- **What you should do**:
Your job is to restate each entry word for word.

(Saved data entries)
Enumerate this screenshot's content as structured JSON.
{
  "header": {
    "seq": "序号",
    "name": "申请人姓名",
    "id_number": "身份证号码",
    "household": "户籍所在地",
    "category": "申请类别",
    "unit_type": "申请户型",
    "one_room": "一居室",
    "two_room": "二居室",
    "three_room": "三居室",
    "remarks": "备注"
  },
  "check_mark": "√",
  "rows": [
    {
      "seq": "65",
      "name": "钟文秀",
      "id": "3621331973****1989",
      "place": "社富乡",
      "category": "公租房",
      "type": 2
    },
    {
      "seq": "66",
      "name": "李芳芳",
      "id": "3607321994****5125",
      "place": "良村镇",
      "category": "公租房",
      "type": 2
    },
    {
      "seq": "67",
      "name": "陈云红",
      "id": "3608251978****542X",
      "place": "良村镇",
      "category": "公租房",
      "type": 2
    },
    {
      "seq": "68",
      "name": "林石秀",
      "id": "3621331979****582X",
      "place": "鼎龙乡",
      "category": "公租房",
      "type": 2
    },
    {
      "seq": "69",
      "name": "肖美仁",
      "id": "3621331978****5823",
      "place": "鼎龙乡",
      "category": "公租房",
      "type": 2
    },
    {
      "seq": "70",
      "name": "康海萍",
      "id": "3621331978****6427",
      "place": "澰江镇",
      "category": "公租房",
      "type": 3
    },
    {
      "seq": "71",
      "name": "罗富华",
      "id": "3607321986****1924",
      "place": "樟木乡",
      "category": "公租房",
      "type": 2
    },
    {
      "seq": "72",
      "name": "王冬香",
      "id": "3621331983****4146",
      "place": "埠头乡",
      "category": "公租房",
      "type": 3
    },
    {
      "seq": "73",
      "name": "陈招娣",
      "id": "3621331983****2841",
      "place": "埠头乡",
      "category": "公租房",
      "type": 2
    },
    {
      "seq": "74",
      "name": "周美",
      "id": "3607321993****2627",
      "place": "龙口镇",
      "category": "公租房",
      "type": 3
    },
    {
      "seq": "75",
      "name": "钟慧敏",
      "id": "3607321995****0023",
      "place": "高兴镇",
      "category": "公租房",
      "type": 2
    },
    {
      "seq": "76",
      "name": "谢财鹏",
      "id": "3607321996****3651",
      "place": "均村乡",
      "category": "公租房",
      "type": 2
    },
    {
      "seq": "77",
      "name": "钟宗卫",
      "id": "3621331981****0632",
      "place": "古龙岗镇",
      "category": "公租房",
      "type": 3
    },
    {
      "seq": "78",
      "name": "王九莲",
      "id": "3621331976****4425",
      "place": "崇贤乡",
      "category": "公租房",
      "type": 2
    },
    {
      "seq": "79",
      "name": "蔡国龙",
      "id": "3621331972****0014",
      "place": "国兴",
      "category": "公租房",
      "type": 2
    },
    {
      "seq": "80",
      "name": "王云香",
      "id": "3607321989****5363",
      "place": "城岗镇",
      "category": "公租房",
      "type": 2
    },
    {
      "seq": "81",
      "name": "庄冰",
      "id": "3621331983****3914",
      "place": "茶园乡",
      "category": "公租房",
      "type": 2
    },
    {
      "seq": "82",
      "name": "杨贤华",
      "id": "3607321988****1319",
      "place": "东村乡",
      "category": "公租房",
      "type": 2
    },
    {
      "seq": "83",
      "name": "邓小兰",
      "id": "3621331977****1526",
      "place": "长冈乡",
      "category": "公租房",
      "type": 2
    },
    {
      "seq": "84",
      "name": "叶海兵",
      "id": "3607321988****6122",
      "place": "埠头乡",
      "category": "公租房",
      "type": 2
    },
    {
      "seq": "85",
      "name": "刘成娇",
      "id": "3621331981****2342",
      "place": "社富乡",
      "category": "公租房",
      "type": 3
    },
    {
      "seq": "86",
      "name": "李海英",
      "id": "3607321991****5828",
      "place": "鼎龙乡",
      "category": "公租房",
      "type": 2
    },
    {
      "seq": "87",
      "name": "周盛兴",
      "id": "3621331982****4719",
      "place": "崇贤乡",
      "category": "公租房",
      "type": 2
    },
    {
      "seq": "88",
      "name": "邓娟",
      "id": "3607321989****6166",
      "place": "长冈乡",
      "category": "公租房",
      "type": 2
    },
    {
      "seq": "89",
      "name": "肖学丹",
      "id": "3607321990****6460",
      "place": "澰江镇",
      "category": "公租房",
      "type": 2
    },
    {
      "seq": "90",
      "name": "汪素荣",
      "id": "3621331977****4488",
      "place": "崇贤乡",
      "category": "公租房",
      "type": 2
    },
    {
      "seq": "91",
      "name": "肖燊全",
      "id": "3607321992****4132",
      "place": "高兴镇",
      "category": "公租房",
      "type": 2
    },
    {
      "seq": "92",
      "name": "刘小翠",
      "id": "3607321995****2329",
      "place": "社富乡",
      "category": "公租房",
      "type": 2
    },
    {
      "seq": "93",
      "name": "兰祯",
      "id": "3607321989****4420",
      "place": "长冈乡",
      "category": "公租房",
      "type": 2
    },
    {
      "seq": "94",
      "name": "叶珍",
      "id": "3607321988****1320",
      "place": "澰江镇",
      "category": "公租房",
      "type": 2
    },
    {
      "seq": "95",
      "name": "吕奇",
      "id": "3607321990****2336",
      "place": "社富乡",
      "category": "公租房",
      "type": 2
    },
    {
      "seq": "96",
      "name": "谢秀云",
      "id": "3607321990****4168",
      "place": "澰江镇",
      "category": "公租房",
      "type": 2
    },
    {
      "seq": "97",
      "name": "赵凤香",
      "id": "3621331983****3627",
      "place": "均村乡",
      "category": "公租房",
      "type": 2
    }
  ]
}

- **Output**:
Enumerate this screenshot's content as structured JSON.
{
  "header": {
    "seq": "序号",
    "name": "申请人姓名",
    "id_number": "身份证号码",
    "household": "户籍所在地",
    "category": "申请类别",
    "unit_type": "申请户型",
    "one_room": "一居室",
    "two_room": "二居室",
    "three_room": "三居室",
    "remarks": "备注"
  },
  "check_mark": "√",
  "rows": [
    {
      "seq": "65",
      "name": "钟文秀",
      "id": "3621331973****1989",
      "place": "社富乡",
      "category": "公租房",
      "type": 2
    },
    {
      "seq": "66",
      "name": "李芳芳",
      "id": "3607321994****5125",
      "place": "良村镇",
      "category": "公租房",
      "type": 2
    },
    {
      "seq": "67",
      "name": "陈云红",
      "id": "3608251978****542X",
      "place": "良村镇",
      "category": "公租房",
      "type": 2
    },
    {
      "seq": "68",
      "name": "林石秀",
      "id": "3621331979****582X",
      "place": "鼎龙乡",
      "category": "公租房",
      "type": 2
    },
    {
      "seq": "69",
      "name": "肖美仁",
      "id": "3621331978****5823",
      "place": "鼎龙乡",
      "category": "公租房",
      "type": 2
    },
    {
      "seq": "70",
      "name": "康海萍",
      "id": "3621331978****6427",
      "place": "澰江镇",
      "category": "公租房",
      "type": 3
    },
    {
      "seq": "71",
      "name": "罗富华",
      "id": "3607321986****1924",
      "place": "樟木乡",
      "category": "公租房",
      "type": 2
    },
    {
      "seq": "72",
      "name": "王冬香",
      "id": "3621331983****4146",
      "place": "埠头乡",
      "category": "公租房",
      "type": 3
    },
    {
      "seq": "73",
      "name": "陈招娣",
      "id": "3621331983****2841",
      "place": "埠头乡",
      "category": "公租房",
      "type": 2
    },
    {
      "seq": "74",
      "name": "周美",
      "id": "3607321993****2627",
      "place": "龙口镇",
      "category": "公租房",
      "type": 3
    },
    {
      "seq": "75",
      "name": "钟慧敏",
      "id": "3607321995****0023",
      "place": "高兴镇",
      "category": "公租房",
      "type": 2
    },
    {
      "seq": "76",
      "name": "谢财鹏",
      "id": "3607321996****3651",
      "place": "均村乡",
      "category": "公租房",
      "type": 2
    },
    {
      "seq": "77",
      "name": "钟宗卫",
      "id": "3621331981****0632",
      "place": "古龙岗镇",
      "category": "公租房",
      "type": 3
    },
    {
      "seq": "78",
      "name": "王九莲",
      "id": "3621331976****4425",
      "place": "崇贤乡",
      "category": "公租房",
      "type": 2
    },
    {
      "seq": "79",
      "name": "蔡国龙",
      "id": "3621331972****0014",
      "place": "国兴",
      "category": "公租房",
      "type": 2
    },
    {
      "seq": "80",
      "name": "王云香",
      "id": "3607321989****5363",
      "place": "城岗镇",
      "category": "公租房",
      "type": 2
    },
    {
      "seq": "81",
      "name": "庄冰",
      "id": "3621331983****3914",
      "place": "茶园乡",
      "category": "公租房",
      "type": 2
    },
    {
      "seq": "82",
      "name": "杨贤华",
      "id": "3607321988****1319",
      "place": "东村乡",
      "category": "公租房",
      "type": 2
    },
    {
      "seq": "83",
      "name": "邓小兰",
      "id": "3621331977****1526",
      "place": "长冈乡",
      "category": "公租房",
      "type": 2
    },
    {
      "seq": "84",
      "name": "叶海兵",
      "id": "3607321988****6122",
      "place": "埠头乡",
      "category": "公租房",
      "type": 2
    },
    {
      "seq": "85",
      "name": "刘成娇",
      "id": "3621331981****2342",
      "place": "社富乡",
      "category": "公租房",
      "type": 3
    },
    {
      "seq": "86",
      "name": "李海英",
      "id": "3607321991****5828",
      "place": "鼎龙乡",
      "category": "公租房",
      "type": 2
    },
    {
      "seq": "87",
      "name": "周盛兴",
      "id": "3621331982****4719",
      "place": "崇贤乡",
      "category": "公租房",
      "type": 2
    },
    {
      "seq": "88",
      "name": "邓娟",
      "id": "3607321989****6166",
      "place": "长冈乡",
      "category": "公租房",
      "type": 2
    },
    {
      "seq": "89",
      "name": "肖学丹",
      "id": "3607321990****6460",
      "place": "澰江镇",
      "category": "公租房",
      "type": 2
    },
    {
      "seq": "90",
      "name": "汪素荣",
      "id": "3621331977****4488",
      "place": "崇贤乡",
      "category": "公租房",
      "type": 2
    },
    {
      "seq": "91",
      "name": "肖燊全",
      "id": "3607321992****4132",
      "place": "高兴镇",
      "category": "公租房",
      "type": 2
    },
    {
      "seq": "92",
      "name": "刘小翠",
      "id": "3607321995****2329",
      "place": "社富乡",
      "category": "公租房",
      "type": 2
    },
    {
      "seq": "93",
      "name": "兰祯",
      "id": "3607321989****4420",
      "place": "长冈乡",
      "category": "公租房",
      "type": 2
    },
    {
      "seq": "94",
      "name": "叶珍",
      "id": "3607321988****1320",
      "place": "澰江镇",
      "category": "公租房",
      "type": 2
    },
    {
      "seq": "95",
      "name": "吕奇",
      "id": "3607321990****2336",
      "place": "社富乡",
      "category": "公租房",
      "type": 2
    },
    {
      "seq": "96",
      "name": "谢秀云",
      "id": "3607321990****4168",
      "place": "澰江镇",
      "category": "公租房",
      "type": 2
    },
    {
      "seq": "97",
      "name": "赵凤香",
      "id": "3621331983****3627",
      "place": "均村乡",
      "category": "公租房",
      "type": 2
    }
  ]
}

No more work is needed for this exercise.